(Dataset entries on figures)
· · ·
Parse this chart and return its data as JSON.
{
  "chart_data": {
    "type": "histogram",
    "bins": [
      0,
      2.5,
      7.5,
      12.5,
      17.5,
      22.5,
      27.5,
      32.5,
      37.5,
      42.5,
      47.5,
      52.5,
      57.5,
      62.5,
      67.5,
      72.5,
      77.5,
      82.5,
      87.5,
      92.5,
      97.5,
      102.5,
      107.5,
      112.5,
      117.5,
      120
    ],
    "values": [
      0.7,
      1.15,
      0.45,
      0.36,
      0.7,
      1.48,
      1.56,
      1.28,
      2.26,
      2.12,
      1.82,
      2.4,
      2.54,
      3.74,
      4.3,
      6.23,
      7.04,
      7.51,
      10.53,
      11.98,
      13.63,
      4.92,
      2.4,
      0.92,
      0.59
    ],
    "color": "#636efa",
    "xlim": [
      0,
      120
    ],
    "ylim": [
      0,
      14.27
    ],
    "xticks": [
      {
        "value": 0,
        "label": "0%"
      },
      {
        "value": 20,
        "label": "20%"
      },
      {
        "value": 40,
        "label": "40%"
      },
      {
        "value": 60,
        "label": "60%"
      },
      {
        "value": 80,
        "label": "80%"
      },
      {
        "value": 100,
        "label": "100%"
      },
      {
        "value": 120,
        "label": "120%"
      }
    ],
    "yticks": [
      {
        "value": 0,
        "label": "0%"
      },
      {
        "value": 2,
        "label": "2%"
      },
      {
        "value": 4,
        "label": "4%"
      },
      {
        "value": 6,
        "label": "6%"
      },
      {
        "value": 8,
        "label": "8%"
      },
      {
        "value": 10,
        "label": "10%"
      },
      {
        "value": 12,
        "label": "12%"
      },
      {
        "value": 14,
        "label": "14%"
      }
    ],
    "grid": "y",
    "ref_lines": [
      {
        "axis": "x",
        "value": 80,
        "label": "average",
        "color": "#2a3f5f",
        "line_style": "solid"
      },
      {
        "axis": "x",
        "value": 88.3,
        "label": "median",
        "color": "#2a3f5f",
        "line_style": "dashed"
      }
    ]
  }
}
· · ·
(Task objective): Could you reproduce every record above exactly as it appears?

(Solution):
Parse this chart and return its data as JSON.
{
  "chart_data": {
    "type": "histogram",
    "bins": [
      0,
      2.5,
      7.5,
      12.5,
      17.5,
      22.5,
      27.5,
      32.5,
      37.5,
      42.5,
      47.5,
      52.5,
      57.5,
      62.5,
      67.5,
      72.5,
      77.5,
      82.5,
      87.5,
      92.5,
      97.5,
      102.5,
      107.5,
      112.5,
      117.5,
      120
    ],
    "values": [
      0.7,
      1.15,
      0.45,
      0.36,
      0.7,
      1.48,
      1.56,
      1.28,
      2.26,
      2.12,
      1.82,
      2.4,
      2.54,
      3.74,
      4.3,
      6.23,
      7.04,
      7.51,
      10.53,
      11.98,
      13.63,
      4.92,
      2.4,
      0.92,
      0.59
    ],
    "color": "#636efa",
    "xlim": [
      0,
      120
    ],
    "ylim": [
      0,
      14.27
    ],
    "xticks": [
      {
        "value": 0,
        "label": "0%"
      },
      {
        "value": 20,
        "label": "20%"
      },
      {
        "value": 40,
        "label": "40%"
      },
      {
        "value": 60,
        "label": "60%"
      },
      {
        "value": 80,
        "label": "80%"
      },
      {
        "value": 100,
        "label": "100%"
      },
      {
        "value": 120,
        "label": "120%"
      }
    ],
    "yticks": [
      {
        "value": 0,
        "label": "0%"
      },
      {
        "value": 2,
        "label": "2%"
      },
      {
        "value": 4,
        "label": "4%"
      },
      {
        "value": 6,
        "label": "6%"
      },
      {
        "value": 8,
        "label": "8%"
      },
      {
        "value": 10,
        "label": "10%"
      },
      {
        "value": 12,
        "label": "12%"
      },
      {
        "value": 14,
        "label": "14%"
      }
    ],
    "grid": "y",
    "ref_lines": [
      {
        "axis": "x",
        "value": 80,
        "label": "average",
        "color": "#2a3f5f",
        "line_style": "solid"
      },
      {
        "axis": "x",
        "value": 88.3,
        "label": "median",
        "color": "#2a3f5f",
        "line_style": "dashed"
      }
    ]
  }
}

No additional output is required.